** begin GIVEN ENTRIES **

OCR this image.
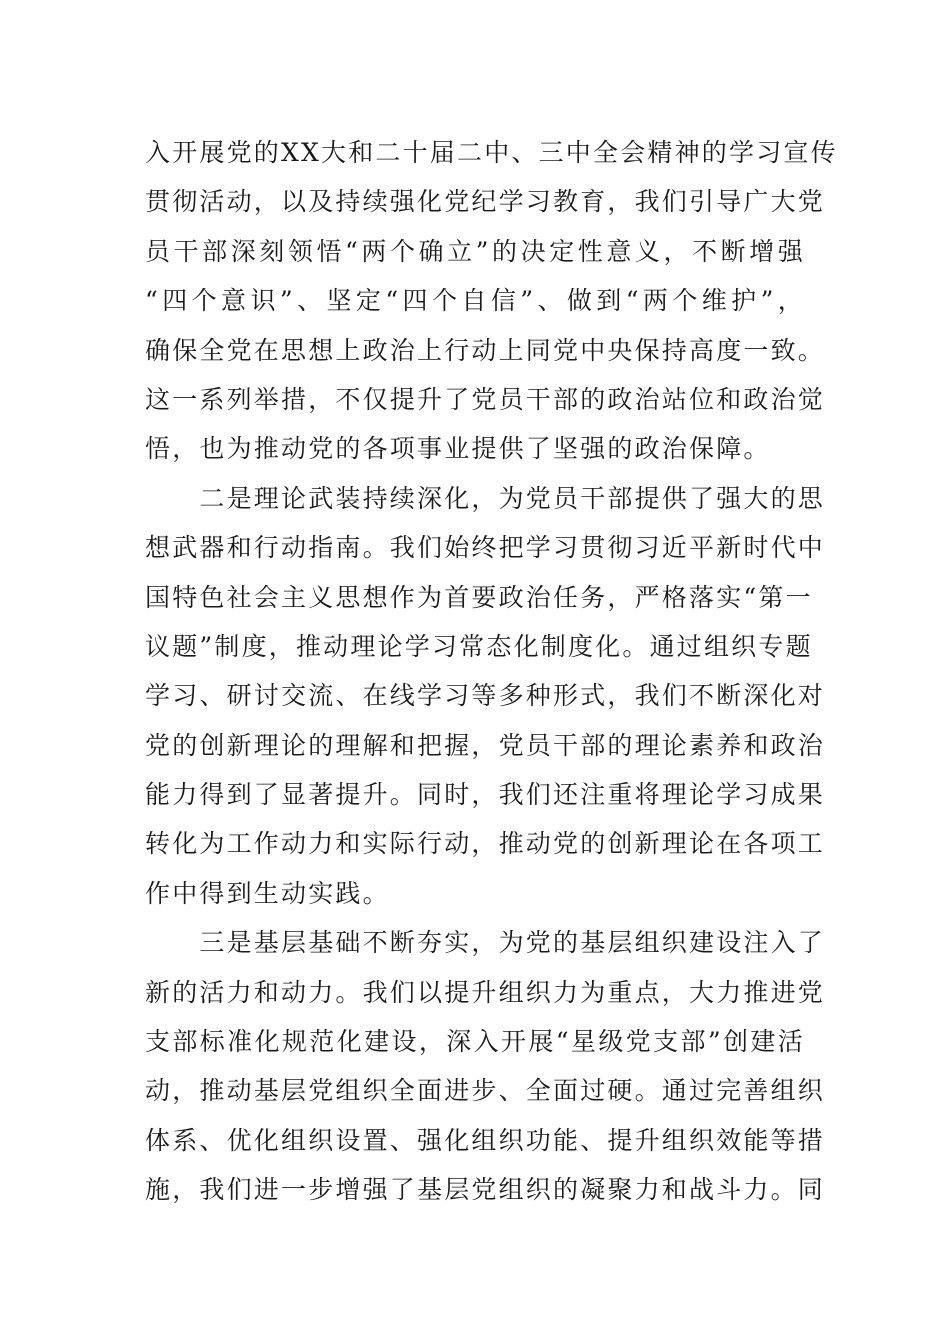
入开展党的XX大和二十届二中、三中全会精神的学习宣传
贯彻活动，以及持续强化党纪学习教育，我们引导广大党
员干部深刻领悟“两个确立”的决定性意义，不断增强
“四个意识”、坚定“四个自信”、做到“两个维护”，
确保全党在思想上政治上行动上同党中央保持高度一致。
这一系列举措，不仅提升了党员干部的政治站位和政治觉
悟，也为推动党的各项事业提供了坚强的政治保障。
　　二是理论武装持续深化，为党员干部提供了强大的思
想武器和行动指南。我们始终把学习贯彻习近平新时代中
国特色社会主义思想作为首要政治任务，严格落实“第一
议题”制度，推动理论学习常态化制度化。通过组织专题
学习、研讨交流、在线学习等多种形式，我们不断深化对
党的创新理论的理解和把握，党员干部的理论素养和政治
能力得到了显著提升。同时，我们还注重将理论学习成果
转化为工作动力和实际行动，推动党的创新理论在各项工
作中得到生动实践。
　　三是基层基础不断夯实，为党的基层组织建设注入了
新的活力和动力。我们以提升组织力为重点，大力推进党
支部标准化规范化建设，深入开展“星级党支部”创建活
动，推动基层党组织全面进步、全面过硬。通过完善组织
体系、优化组织设置、强化组织功能、提升组织效能等措
施，我们进一步增强了基层党组织的凝聚力和战斗力。同
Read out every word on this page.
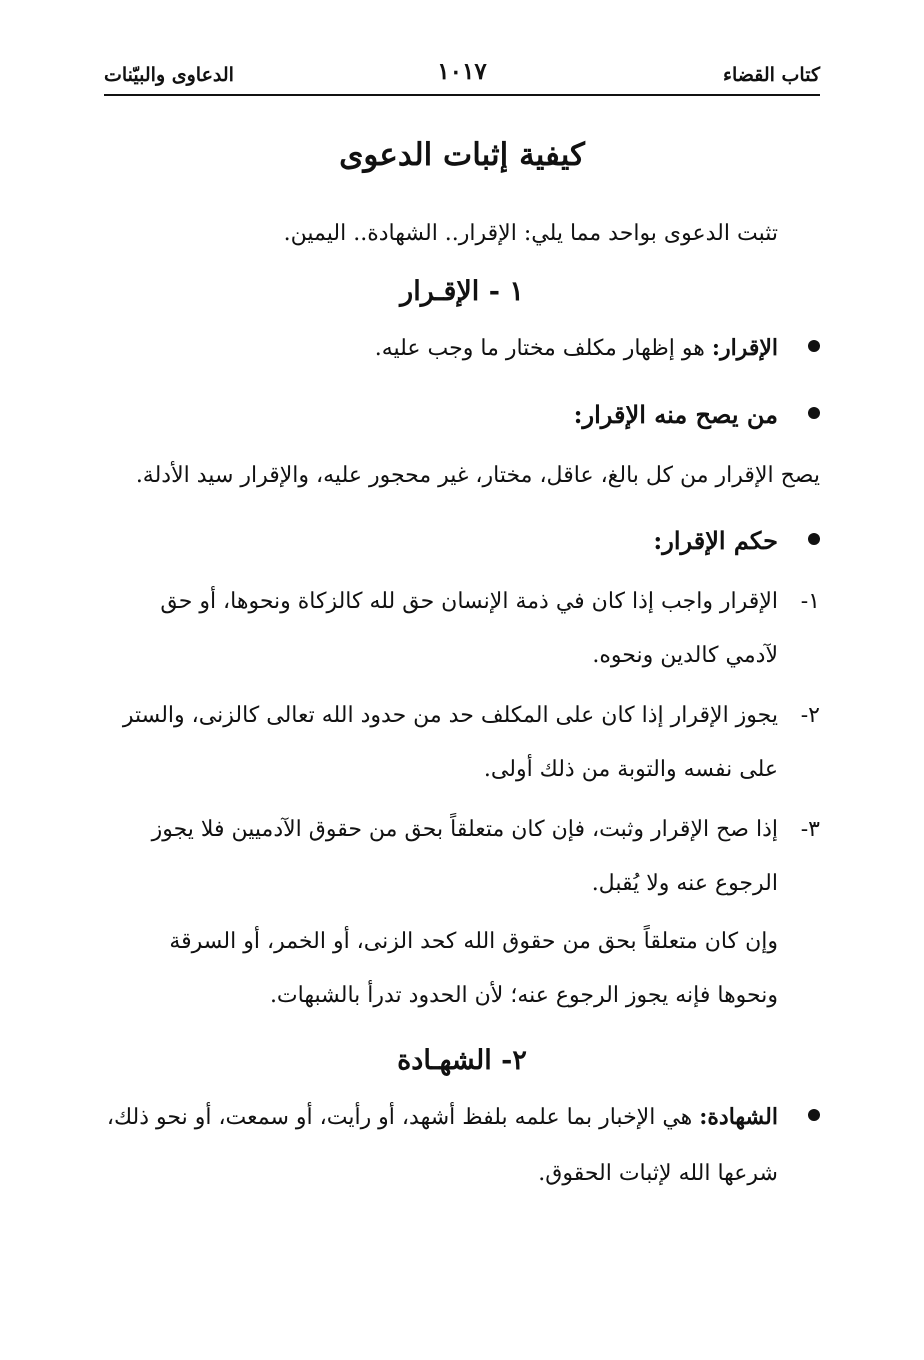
كتاب القضاء
١٠١٧
الدعاوى والبيّنات
كيفية إثبات الدعوى

تثبت الدعوى بواحد مما يلي: الإقرار.. الشهادة.. اليمين.

١ - الإقـرار
الإقرار: هو إظهار مكلف مختار ما وجب عليه.
من يصح منه الإقرار:

يصح الإقرار من كل بالغ، عاقل، مختار، غير محجور عليه، والإقرار سيد الأدلة.

حكم الإقرار:
١-
الإقرار واجب إذا كان في ذمة الإنسان حق لله كالزكاة ونحوها، أو حق لآدمي كالدين ونحوه.
٢-
يجوز الإقرار إذا كان على المكلف حد من حدود الله تعالى كالزنى، والستر على نفسه والتوبة من ذلك أولى.
٣-
إذا صح الإقرار وثبت، فإن كان متعلقاً بحق من حقوق الآدميين فلا يجوز الرجوع عنه ولا يُقبل.

وإن كان متعلقاً بحق من حقوق الله كحد الزنى، أو الخمر، أو السرقة ونحوها فإنه يجوز الرجوع عنه؛ لأن الحدود تدرأ بالشبهات.

٢- الشهـادة
الشهادة: هي الإخبار بما علمه بلفظ أشهد، أو رأيت، أو سمعت، أو نحو ذلك، شرعها الله لإثبات الحقوق.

** end GIVEN ENTRIES **

> EXERCISE DETAILS: Working from the material above, transcribe it exactly while omitting pictures.

> CORRECT RESPONSE:
OCR this image.
入开展党的XX大和二十届二中、三中全会精神的学习宣传
贯彻活动，以及持续强化党纪学习教育，我们引导广大党
员干部深刻领悟“两个确立”的决定性意义，不断增强
“四个意识”、坚定“四个自信”、做到“两个维护”，
确保全党在思想上政治上行动上同党中央保持高度一致。
这一系列举措，不仅提升了党员干部的政治站位和政治觉
悟，也为推动党的各项事业提供了坚强的政治保障。
　　二是理论武装持续深化，为党员干部提供了强大的思
想武器和行动指南。我们始终把学习贯彻习近平新时代中
国特色社会主义思想作为首要政治任务，严格落实“第一
议题”制度，推动理论学习常态化制度化。通过组织专题
学习、研讨交流、在线学习等多种形式，我们不断深化对
党的创新理论的理解和把握，党员干部的理论素养和政治
能力得到了显著提升。同时，我们还注重将理论学习成果
转化为工作动力和实际行动，推动党的创新理论在各项工
作中得到生动实践。
　　三是基层基础不断夯实，为党的基层组织建设注入了
新的活力和动力。我们以提升组织力为重点，大力推进党
支部标准化规范化建设，深入开展“星级党支部”创建活
动，推动基层党组织全面进步、全面过硬。通过完善组织
体系、优化组织设置、强化组织功能、提升组织效能等措
施，我们进一步增强了基层党组织的凝聚力和战斗力。同
Read out every word on this page.
كتاب القضاء
١٠١٧
الدعاوى والبيّنات
كيفية إثبات الدعوى

تثبت الدعوى بواحد مما يلي: الإقرار.. الشهادة.. اليمين.

١ - الإقـرار
الإقرار: هو إظهار مكلف مختار ما وجب عليه.
من يصح منه الإقرار:

يصح الإقرار من كل بالغ، عاقل، مختار، غير محجور عليه، والإقرار سيد الأدلة.

حكم الإقرار:
١-
الإقرار واجب إذا كان في ذمة الإنسان حق لله كالزكاة ونحوها، أو حق لآدمي كالدين ونحوه.
٢-
يجوز الإقرار إذا كان على المكلف حد من حدود الله تعالى كالزنى، والستر على نفسه والتوبة من ذلك أولى.
٣-
إذا صح الإقرار وثبت، فإن كان متعلقاً بحق من حقوق الآدميين فلا يجوز الرجوع عنه ولا يُقبل.

وإن كان متعلقاً بحق من حقوق الله كحد الزنى، أو الخمر، أو السرقة ونحوها فإنه يجوز الرجوع عنه؛ لأن الحدود تدرأ بالشبهات.

٢- الشهـادة
الشهادة: هي الإخبار بما علمه بلفظ أشهد، أو رأيت، أو سمعت، أو نحو ذلك، شرعها الله لإثبات الحقوق.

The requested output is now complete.